* Start Quoted passage *

Dark Timelessness Of Non-Existence

What in God's name am I? I don't mean what sort of animal. I'm quite certain I am human. But I mean, what is my personhood, my consciousness, my self-awareness, my attention? In short, what makes up my mind?

Am I my brain? If my brain were to be in somebody else, would I still be me? If my brain were sitting on a shelf (yet somehow kept alive and active), would I still be me?

I think, yes.

But what I can't wrap my brain around, is this: am I my brain, or do I inhabit my brain? All evidence seems to point to the idea that I merely am my brain. Yet, I don't believe it. They say that every psychological occurrence in my mind, every thought, is simultaneously a physiological event in the brain. Ok. But that doesn't explain me.

During brain surgeries, they have shown that when they stimulate a certain place in the sensory cortex of the brain, the person will feel a sensation corresponding with the place they stimulated. They might poke here, and the person will feel as if someone touched their hand. They might poke there, and the person will feel as if someone is tickling their toes.

I suppose then, that if the technology existed, a scenario like in The Matrix, is perfectly plausible. We could exist in a reality completely separate from reality by connecting our brains to the proper sensory inputs. Of course, we all know it will be the gaming industry who will invent it!

What if someday, then (I really believe this to be probable), we are all just brains sitting on a vast array of shelves, connected together, without the need for bodies, living in a real-as-reality virtual existence, where the discomforts of real-reality don't have to irritate us anymore, and we can make up any reality (or set of realities) we want? Who would need (or even want) the real world? Of course this has been the subject of science fiction novels for decades.

But my question is what exactly is sensation? I see the mechanism of sensation, but where is the point where the neurological message is received? Just because a neurological pathway is stimulated in my brain, where am I to receive that message? Light waves may enter my eye at a particular frequency, my retina will pick them up, and my optic nerve will send a signal to other nerves in my brain, but at some stage I experience color.

But where do the signals end up? What good is a message if there is no one to receive it? Is the neurological pathway transmitting data me? If a packet of binary information is sent across an Ethernet cable to a computer, the website is only rendered if that packet is received and interpreted, and eventually displayed in a web browser. What good is the cable sending signals to other cables? But all I see in the brain are the cables!

Am I the cables? Power cables being lit up with data, transmitting in circles? Who experiences the signals? Are the signals the experience? It's a complex pathway consisting of millions of nerves that activates and is flooded with electricity and neurotransmitters, and... then it stops. Who is on the receiving end of that message?

* End Quoted passage *
* Start Information supplied *

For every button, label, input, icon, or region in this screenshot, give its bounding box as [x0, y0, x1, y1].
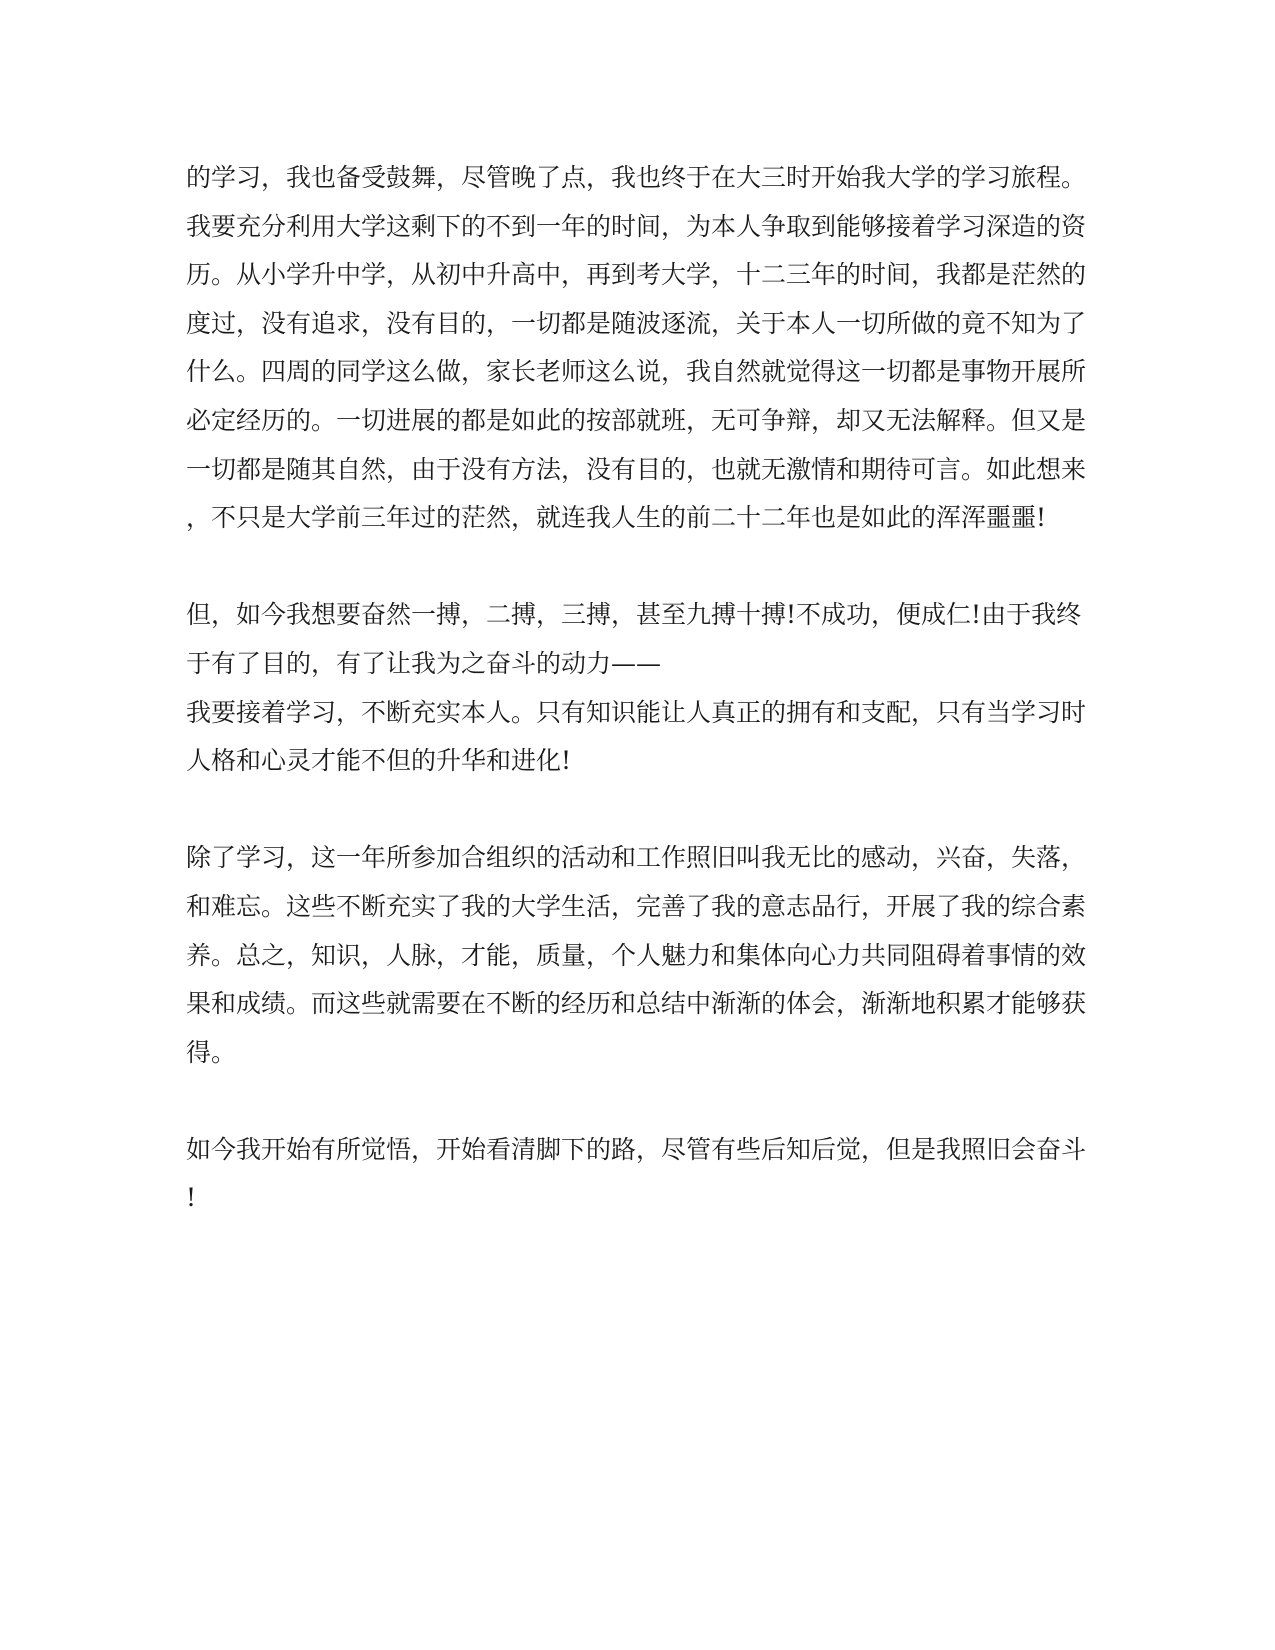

* End Information supplied *

Stated problem 1
Translate this sentence from the essay on the mind into Spanish: "They might poke here, and the person will feel as if someone touched their hand."
Stated problem 2
Retype the part of the essay on the mind that opens with the words "During brain surgeries, they" and closes with "tickling their toes.".
Stated problem 3
Answer these questions using the essay on the mind:
(a) During brain surgeries, what does a person feel when a certain place in the sensory cortex is stimulated?
(b) Which industry does the essay say will invent a reality like the one in The Matrix?
(c) In the Ethernet comparison, what must happen to the packet for the website to be rendered?

Correct output 1
Podrían pinchar aquí, y la persona sentirá como si alguien le tocara la mano.

Correct output 2
During brain surgeries, they have shown that when they stimulate a certain place in the sensory cortex of the brain, the person will feel a sensation corresponding with the place they stimulated. They might poke here, and the person will feel as if someone touched their hand. They might poke there, and the person will feel as if someone is tickling their toes.

Correct output 3
(a) A sensation corresponding with the place that was stimulated.
(b) The gaming industry.
(c) The packet must be received and interpreted.